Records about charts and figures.
- - - -

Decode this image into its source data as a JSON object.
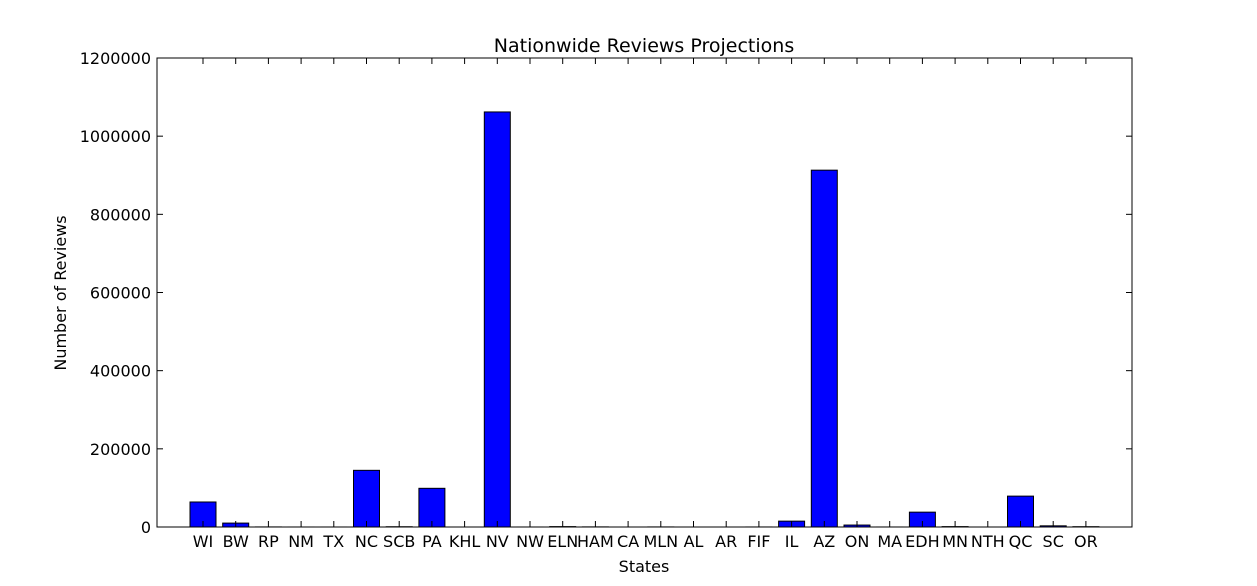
{
  "chart_data": {
    "type": "bar",
    "title": "Nationwide Reviews Projections",
    "xlabel": "States",
    "ylabel": "Number of Reviews",
    "ylim": [
      0,
      1200000
    ],
    "yticks": [
      "0",
      "200000",
      "400000",
      "600000",
      "800000",
      "1000000",
      "1200000"
    ],
    "grid": false,
    "bar_color": "#0000ff",
    "categories": [
      "WI",
      "BW",
      "RP",
      "NM",
      "TX",
      "NC",
      "SCB",
      "PA",
      "KHL",
      "NV",
      "NW",
      "ELN",
      "HAM",
      "CA",
      "MLN",
      "AL",
      "AR",
      "FIF",
      "IL",
      "AZ",
      "ON",
      "MA",
      "EDH",
      "MN",
      "NTH",
      "QC",
      "SC",
      "OR"
    ],
    "values": [
      64000,
      10000,
      200,
      20,
      20,
      145000,
      700,
      99000,
      10,
      1062000,
      30,
      1000,
      300,
      10,
      200,
      10,
      10,
      100,
      15000,
      913000,
      5000,
      40,
      38000,
      1000,
      10,
      79000,
      3000,
      800
    ]
  }
}
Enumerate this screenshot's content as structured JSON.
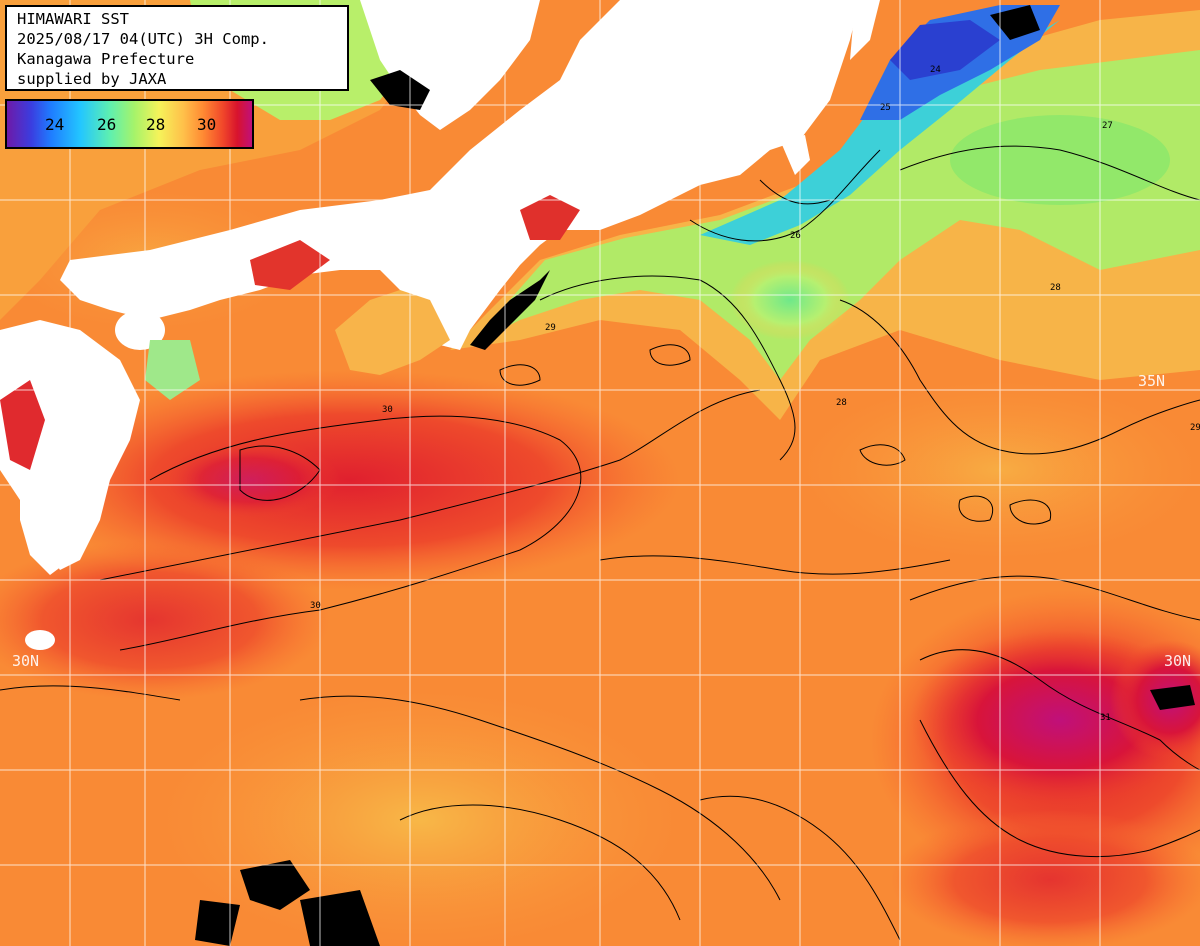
{
  "header": {
    "line1": "HIMAWARI SST",
    "line2": "2025/08/17 04(UTC) 3H Comp.",
    "line3": "Kanagawa Prefecture",
    "line4": "supplied by JAXA"
  },
  "legend": {
    "ticks": [
      "24",
      "26",
      "28",
      "30"
    ]
  },
  "grid_labels": {
    "lat_35_right": "35N",
    "lat_30_left": "30N",
    "lat_30_right": "30N"
  },
  "contour_labels": [
    "30",
    "28",
    "29",
    "27",
    "26",
    "25",
    "24",
    "30",
    "29",
    "28",
    "31"
  ],
  "colors": {
    "land": "#ffffff",
    "cloud_missing": "#000000",
    "grid": "#ffffff",
    "contour": "#000000",
    "sea_warm": "#ff8a33",
    "sea_hot": "#e8342a",
    "sea_hottest": "#c0107a",
    "sea_mid": "#f5c24a",
    "sea_cool": "#9cef6a",
    "sea_cold": "#23b6ff",
    "sea_coldest": "#2a50e0"
  }
}
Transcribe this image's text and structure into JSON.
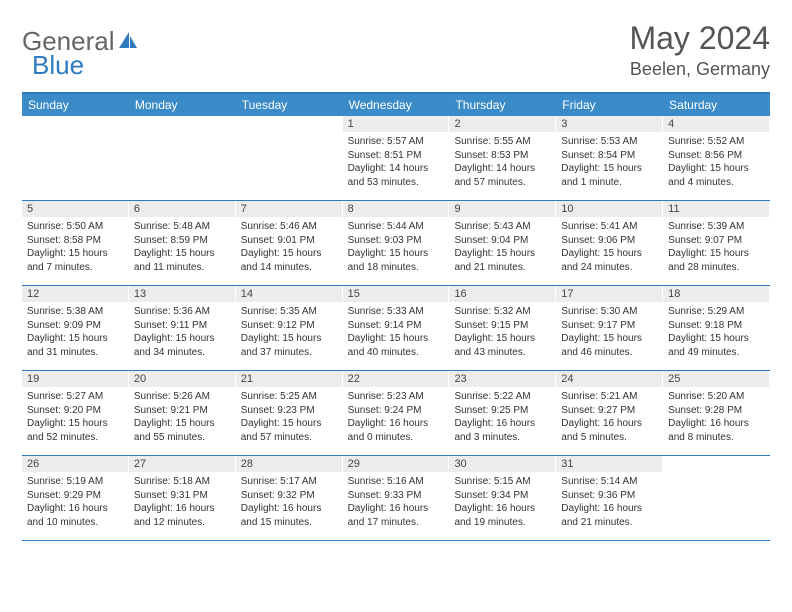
{
  "brand": {
    "part1": "General",
    "part2": "Blue"
  },
  "title": "May 2024",
  "location": "Beelen, Germany",
  "colors": {
    "header_bg": "#3b8bc9",
    "header_border": "#2f7abf",
    "daynum_bg": "#ececec",
    "text": "#333333"
  },
  "dow": [
    "Sunday",
    "Monday",
    "Tuesday",
    "Wednesday",
    "Thursday",
    "Friday",
    "Saturday"
  ],
  "weeks": [
    [
      {
        "n": "",
        "sr": "",
        "ss": "",
        "dl": ""
      },
      {
        "n": "",
        "sr": "",
        "ss": "",
        "dl": ""
      },
      {
        "n": "",
        "sr": "",
        "ss": "",
        "dl": ""
      },
      {
        "n": "1",
        "sr": "Sunrise: 5:57 AM",
        "ss": "Sunset: 8:51 PM",
        "dl": "Daylight: 14 hours and 53 minutes."
      },
      {
        "n": "2",
        "sr": "Sunrise: 5:55 AM",
        "ss": "Sunset: 8:53 PM",
        "dl": "Daylight: 14 hours and 57 minutes."
      },
      {
        "n": "3",
        "sr": "Sunrise: 5:53 AM",
        "ss": "Sunset: 8:54 PM",
        "dl": "Daylight: 15 hours and 1 minute."
      },
      {
        "n": "4",
        "sr": "Sunrise: 5:52 AM",
        "ss": "Sunset: 8:56 PM",
        "dl": "Daylight: 15 hours and 4 minutes."
      }
    ],
    [
      {
        "n": "5",
        "sr": "Sunrise: 5:50 AM",
        "ss": "Sunset: 8:58 PM",
        "dl": "Daylight: 15 hours and 7 minutes."
      },
      {
        "n": "6",
        "sr": "Sunrise: 5:48 AM",
        "ss": "Sunset: 8:59 PM",
        "dl": "Daylight: 15 hours and 11 minutes."
      },
      {
        "n": "7",
        "sr": "Sunrise: 5:46 AM",
        "ss": "Sunset: 9:01 PM",
        "dl": "Daylight: 15 hours and 14 minutes."
      },
      {
        "n": "8",
        "sr": "Sunrise: 5:44 AM",
        "ss": "Sunset: 9:03 PM",
        "dl": "Daylight: 15 hours and 18 minutes."
      },
      {
        "n": "9",
        "sr": "Sunrise: 5:43 AM",
        "ss": "Sunset: 9:04 PM",
        "dl": "Daylight: 15 hours and 21 minutes."
      },
      {
        "n": "10",
        "sr": "Sunrise: 5:41 AM",
        "ss": "Sunset: 9:06 PM",
        "dl": "Daylight: 15 hours and 24 minutes."
      },
      {
        "n": "11",
        "sr": "Sunrise: 5:39 AM",
        "ss": "Sunset: 9:07 PM",
        "dl": "Daylight: 15 hours and 28 minutes."
      }
    ],
    [
      {
        "n": "12",
        "sr": "Sunrise: 5:38 AM",
        "ss": "Sunset: 9:09 PM",
        "dl": "Daylight: 15 hours and 31 minutes."
      },
      {
        "n": "13",
        "sr": "Sunrise: 5:36 AM",
        "ss": "Sunset: 9:11 PM",
        "dl": "Daylight: 15 hours and 34 minutes."
      },
      {
        "n": "14",
        "sr": "Sunrise: 5:35 AM",
        "ss": "Sunset: 9:12 PM",
        "dl": "Daylight: 15 hours and 37 minutes."
      },
      {
        "n": "15",
        "sr": "Sunrise: 5:33 AM",
        "ss": "Sunset: 9:14 PM",
        "dl": "Daylight: 15 hours and 40 minutes."
      },
      {
        "n": "16",
        "sr": "Sunrise: 5:32 AM",
        "ss": "Sunset: 9:15 PM",
        "dl": "Daylight: 15 hours and 43 minutes."
      },
      {
        "n": "17",
        "sr": "Sunrise: 5:30 AM",
        "ss": "Sunset: 9:17 PM",
        "dl": "Daylight: 15 hours and 46 minutes."
      },
      {
        "n": "18",
        "sr": "Sunrise: 5:29 AM",
        "ss": "Sunset: 9:18 PM",
        "dl": "Daylight: 15 hours and 49 minutes."
      }
    ],
    [
      {
        "n": "19",
        "sr": "Sunrise: 5:27 AM",
        "ss": "Sunset: 9:20 PM",
        "dl": "Daylight: 15 hours and 52 minutes."
      },
      {
        "n": "20",
        "sr": "Sunrise: 5:26 AM",
        "ss": "Sunset: 9:21 PM",
        "dl": "Daylight: 15 hours and 55 minutes."
      },
      {
        "n": "21",
        "sr": "Sunrise: 5:25 AM",
        "ss": "Sunset: 9:23 PM",
        "dl": "Daylight: 15 hours and 57 minutes."
      },
      {
        "n": "22",
        "sr": "Sunrise: 5:23 AM",
        "ss": "Sunset: 9:24 PM",
        "dl": "Daylight: 16 hours and 0 minutes."
      },
      {
        "n": "23",
        "sr": "Sunrise: 5:22 AM",
        "ss": "Sunset: 9:25 PM",
        "dl": "Daylight: 16 hours and 3 minutes."
      },
      {
        "n": "24",
        "sr": "Sunrise: 5:21 AM",
        "ss": "Sunset: 9:27 PM",
        "dl": "Daylight: 16 hours and 5 minutes."
      },
      {
        "n": "25",
        "sr": "Sunrise: 5:20 AM",
        "ss": "Sunset: 9:28 PM",
        "dl": "Daylight: 16 hours and 8 minutes."
      }
    ],
    [
      {
        "n": "26",
        "sr": "Sunrise: 5:19 AM",
        "ss": "Sunset: 9:29 PM",
        "dl": "Daylight: 16 hours and 10 minutes."
      },
      {
        "n": "27",
        "sr": "Sunrise: 5:18 AM",
        "ss": "Sunset: 9:31 PM",
        "dl": "Daylight: 16 hours and 12 minutes."
      },
      {
        "n": "28",
        "sr": "Sunrise: 5:17 AM",
        "ss": "Sunset: 9:32 PM",
        "dl": "Daylight: 16 hours and 15 minutes."
      },
      {
        "n": "29",
        "sr": "Sunrise: 5:16 AM",
        "ss": "Sunset: 9:33 PM",
        "dl": "Daylight: 16 hours and 17 minutes."
      },
      {
        "n": "30",
        "sr": "Sunrise: 5:15 AM",
        "ss": "Sunset: 9:34 PM",
        "dl": "Daylight: 16 hours and 19 minutes."
      },
      {
        "n": "31",
        "sr": "Sunrise: 5:14 AM",
        "ss": "Sunset: 9:36 PM",
        "dl": "Daylight: 16 hours and 21 minutes."
      },
      {
        "n": "",
        "sr": "",
        "ss": "",
        "dl": ""
      }
    ]
  ]
}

- - - -

Exercise task.
Select and copy every line of the listing with the word "title".

Response below.
    "title": "Nationwide Reviews Projections",
  "title": "May 2024",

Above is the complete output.